WHAT IS EXPECTED:
Return every line below in which "Club" appears.

ENTRIES PROVIDED:
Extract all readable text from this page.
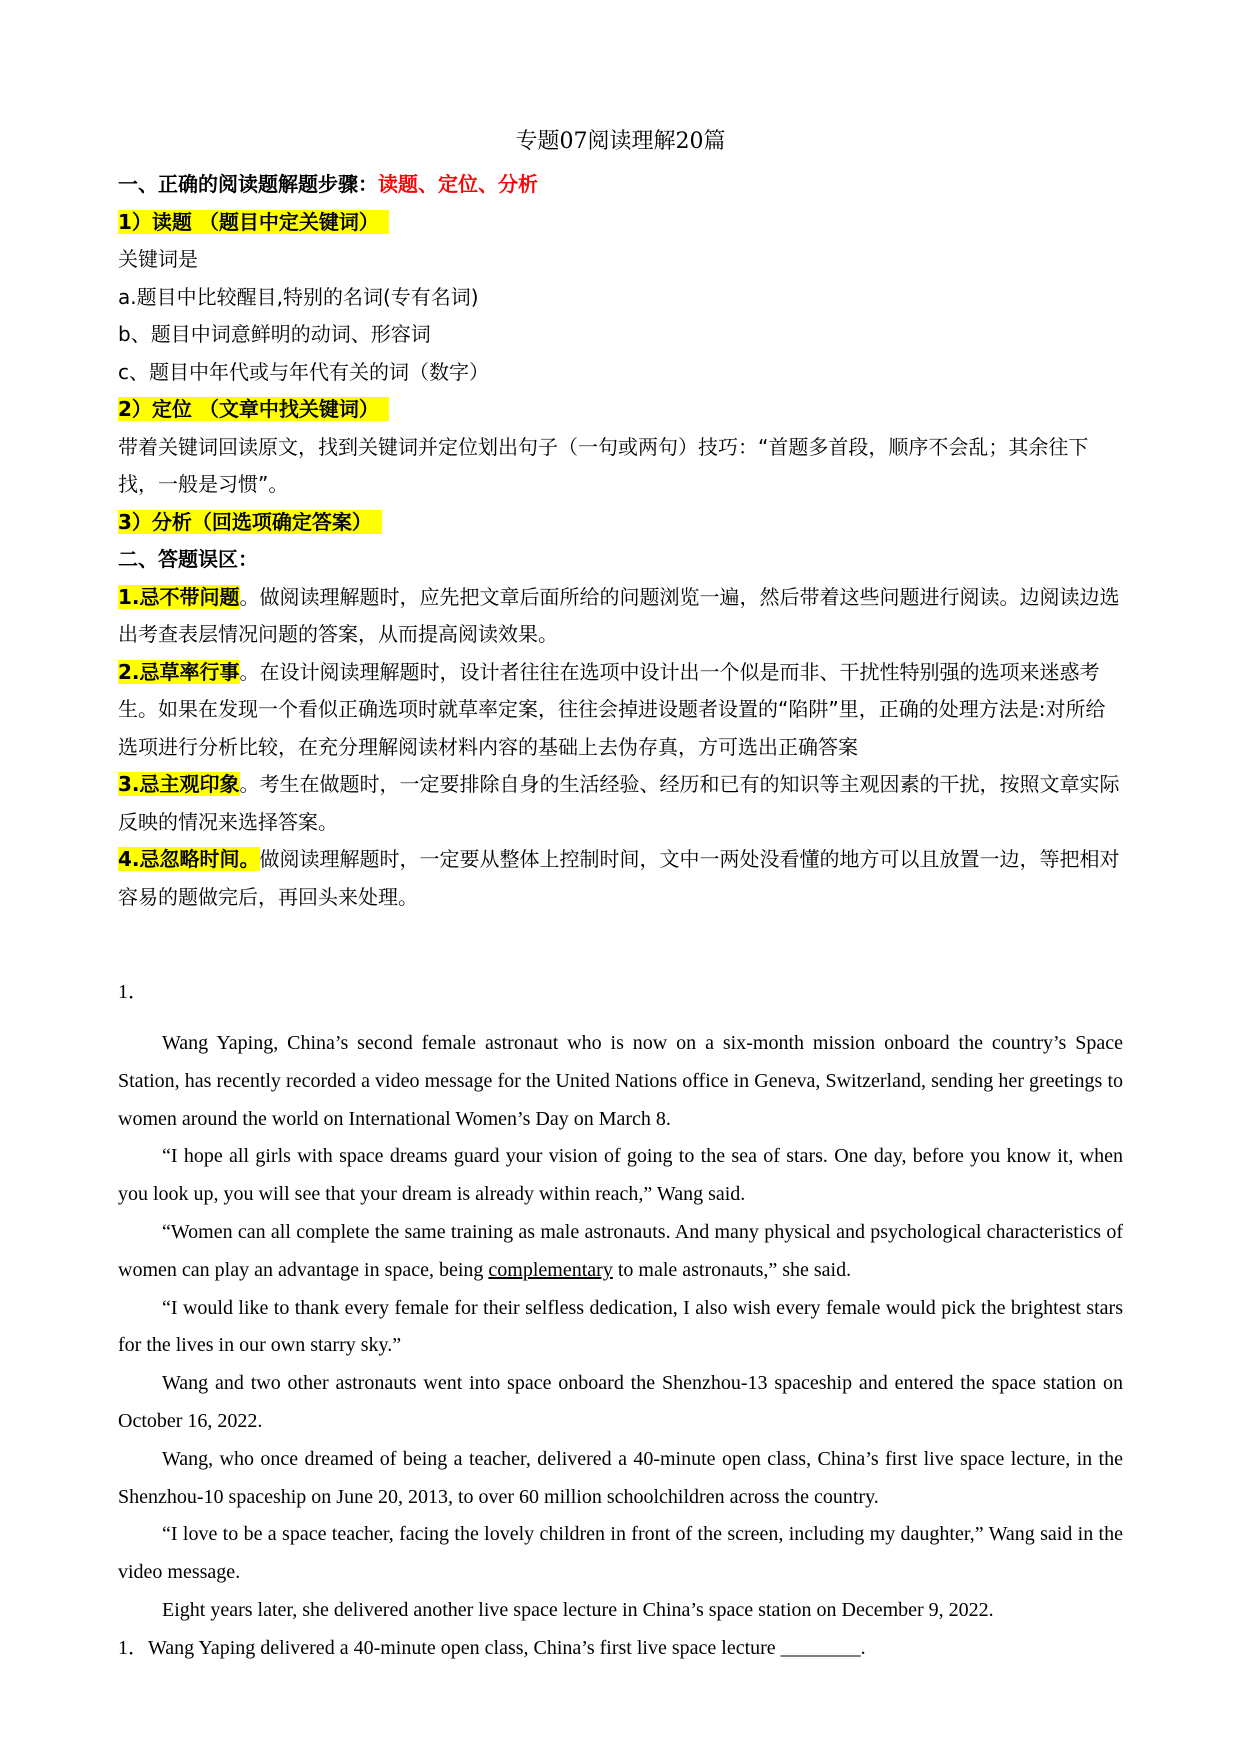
专题07阅读理解20篇

一、正确的阅读题解题步骤：读题、定位、分析

1）读题 （题目中定关键词）

关键词是

a.题目中比较醒目,特别的名词(专有名词)

b、题目中词意鲜明的动词、形容词

c、题目中年代或与年代有关的词（数字）

2）定位 （文章中找关键词）

带着关键词回读原文，找到关键词并定位划出句子（一句或两句）技巧：“首题多首段，顺序不会乱；其余往下找，一般是习惯”。

3）分析（回选项确定答案）

二、答题误区：

1.忌不带问题。做阅读理解题时，应先把文章后面所给的问题浏览一遍，然后带着这些问题进行阅读。边阅读边选出考查表层情况问题的答案，从而提高阅读效果。

2.忌草率行事。在设计阅读理解题时，设计者往往在选项中设计出一个似是而非、干扰性特别强的选项来迷惑考生。如果在发现一个看似正确选项时就草率定案，往往会掉进设题者设置的“陷阱”里，正确的处理方法是:对所给选项进行分析比较，在充分理解阅读材料内容的基础上去伪存真，方可选出正确答案

3.忌主观印象。考生在做题时，一定要排除自身的生活经验、经历和已有的知识等主观因素的干扰，按照文章实际反映的情况来选择答案。

4.忌忽略时间。做阅读理解题时，一定要从整体上控制时间，文中一两处没看懂的地方可以且放置一边，等把相对容易的题做完后，再回头来处理。

1．

Wang Yaping, China’s second female astronaut who is now on a six-month mission onboard the country’s Space Station, has recently recorded a video message for the United Nations office in Geneva, Switzerland, sending her greetings to women around the world on International Women’s Day on March 8.

“I hope all girls with space dreams guard your vision of going to the sea of stars. One day, before you know it, when you look up, you will see that your dream is already within reach,” Wang said.

“Women can all complete the same training as male astronauts. And many physical and psychological characteristics of women can play an advantage in space, being complementary to male astronauts,” she said.

“I would like to thank every female for their selfless dedication, I also wish every female would pick the brightest stars for the lives in our own starry sky.”

Wang and two other astronauts went into space onboard the Shenzhou-13 spaceship and entered the space station on October 16, 2022.

Wang, who once dreamed of being a teacher, delivered a 40-minute open class, China’s first live space lecture, in the Shenzhou-10 spaceship on June 20, 2013, to over 60 million schoolchildren across the country.

“I love to be a space teacher, facing the lovely children in front of the screen, including my daughter,” Wang said in the video message.

Eight years later, she delivered another live space lecture in China’s space station on December 9, 2022.

1．Wang Yaping delivered a 40-minute open class, China’s first live space lecture ________.
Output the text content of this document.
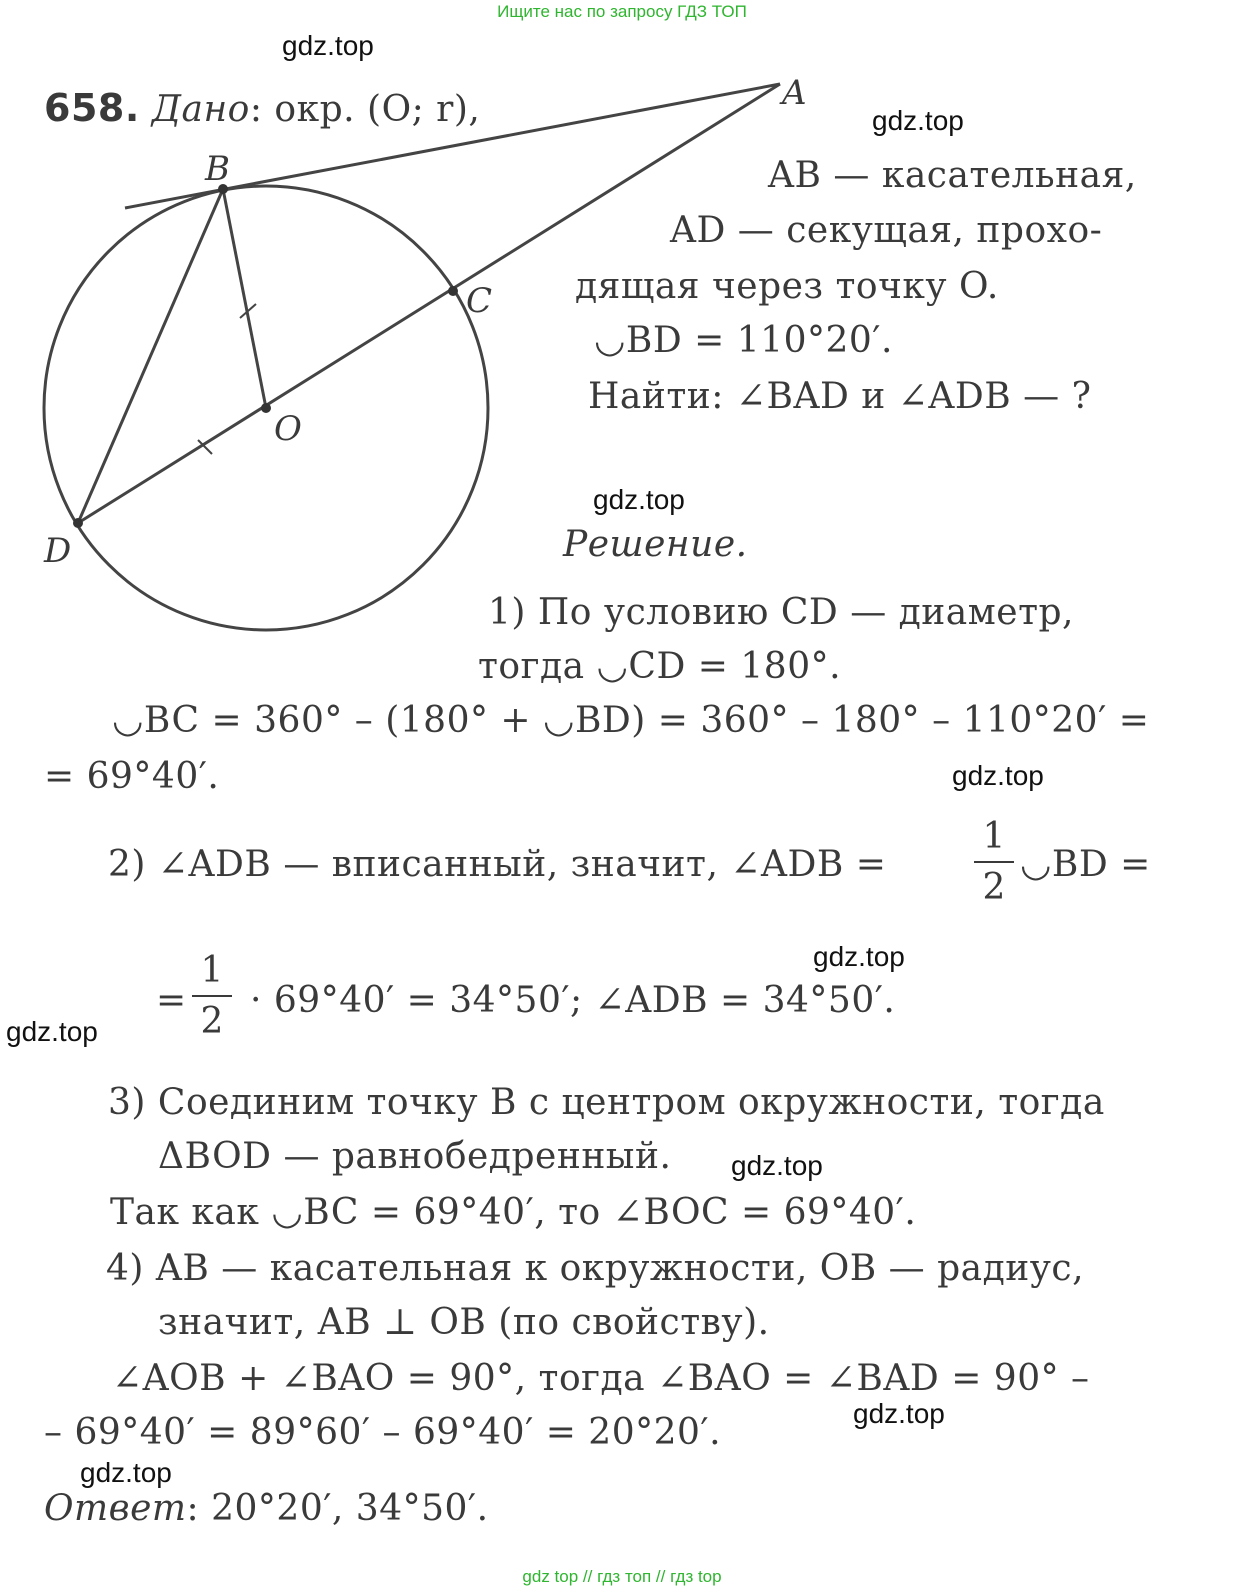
Ищите нас по запросу ГДЗ ТОП
gdz.top
gdz.top
gdz.top
gdz.top
gdz.top
gdz.top
gdz.top
gdz.top
gdz.top
A
B
C
O
D
658. Дано: окр. (O; r),
AB — касательная,
AD — секущая, прохо-
дящая через точку O.
◡BD = 110°20′.
Найти: ∠BAD и ∠ADB — ?
Решение.
1) По условию CD — диаметр,
тогда ◡CD = 180°.
◡BC = 360° – (180° + ◡BD) = 360° – 180° – 110°20′ =
= 69°40′.
2) ∠ADB — вписанный, значит, ∠ADB =
1
2
◡BD =
=
1
2
· 69°40′ = 34°50′; ∠ADB = 34°50′.
3) Соединим точку B с центром окружности, тогда
ΔBOD — равнобедренный.
Так как ◡BC = 69°40′, то ∠BOC = 69°40′.
4) AB — касательная к окружности, OB — радиус,
значит, AB ⊥ OB (по свойству).
∠AOB + ∠BAO = 90°, тогда ∠BAO = ∠BAD = 90° –
– 69°40′ = 89°60′ – 69°40′ = 20°20′.
Ответ: 20°20′, 34°50′.
gdz top // гдз топ // гдз top
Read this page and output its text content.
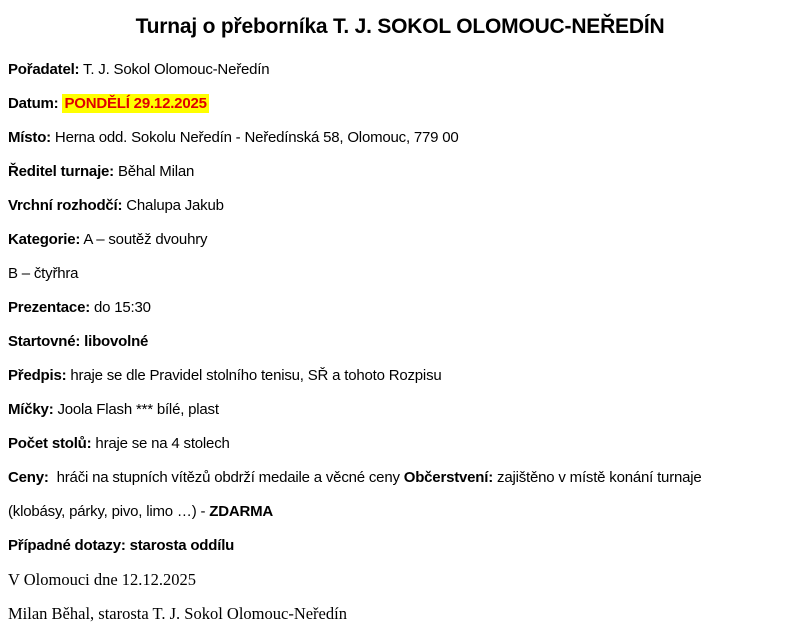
Turnaj o přeborníka T. J. SOKOL OLOMOUC-NEŘEDÍN

Pořadatel: T. J. Sokol Olomouc-Neředín

Datum: PONDĚLÍ 29.12.2025

Místo: Herna odd. Sokolu Neředín - Neředínská 58, Olomouc, 779 00

Ředitel turnaje: Běhal Milan

Vrchní rozhodčí: Chalupa Jakub

Kategorie: A – soutěž dvouhry

B – čtyřhra

Prezentace: do 15:30

Startovné: libovolné

Předpis: hraje se dle Pravidel stolního tenisu, SŘ a tohoto Rozpisu

Míčky: Joola Flash *** bílé, plast

Počet stolů: hraje se na 4 stolech

Ceny:  hráči na stupních vítězů obdrží medaile a věcné ceny Občerstvení: zajištěno v místě konání turnaje

(klobásy, párky, pivo, limo …) - ZDARMA

Případné dotazy: starosta oddílu

V Olomouci dne 12.12.2025

Milan Běhal, starosta T. J. Sokol Olomouc-Neředín
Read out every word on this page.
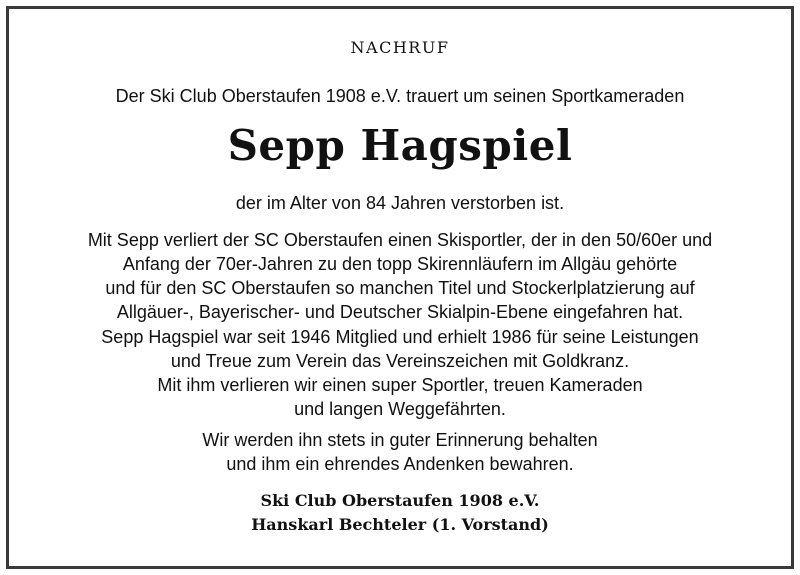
NACHRUF
Der Ski Club Oberstaufen 1908 e.V. trauert um seinen Sportkameraden
Sepp Hagspiel
der im Alter von 84 Jahren verstorben ist.
Mit Sepp verliert der SC Oberstaufen einen Skisportler, der in den 50/60er und
Anfang der 70er-Jahren zu den topp Skirennläufern im Allgäu gehörte
und für den SC Oberstaufen so manchen Titel und Stockerlplatzierung auf
Allgäuer-, Bayerischer- und Deutscher Skialpin-Ebene eingefahren hat.
Sepp Hagspiel war seit 1946 Mitglied und erhielt 1986 für seine Leistungen
und Treue zum Verein das Vereinszeichen mit Goldkranz.
Mit ihm verlieren wir einen super Sportler, treuen Kameraden
und langen Weggefährten.
Wir werden ihn stets in guter Erinnerung behalten
und ihm ein ehrendes Andenken bewahren.
Ski Club Oberstaufen 1908 e.V.
Hanskarl Bechteler (1. Vorstand)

RESULT OF THE TASK:
Der Ski Club Oberstaufen 1908 e.V. trauert um seinen Sportkameraden
Ski Club Oberstaufen 1908 e.V.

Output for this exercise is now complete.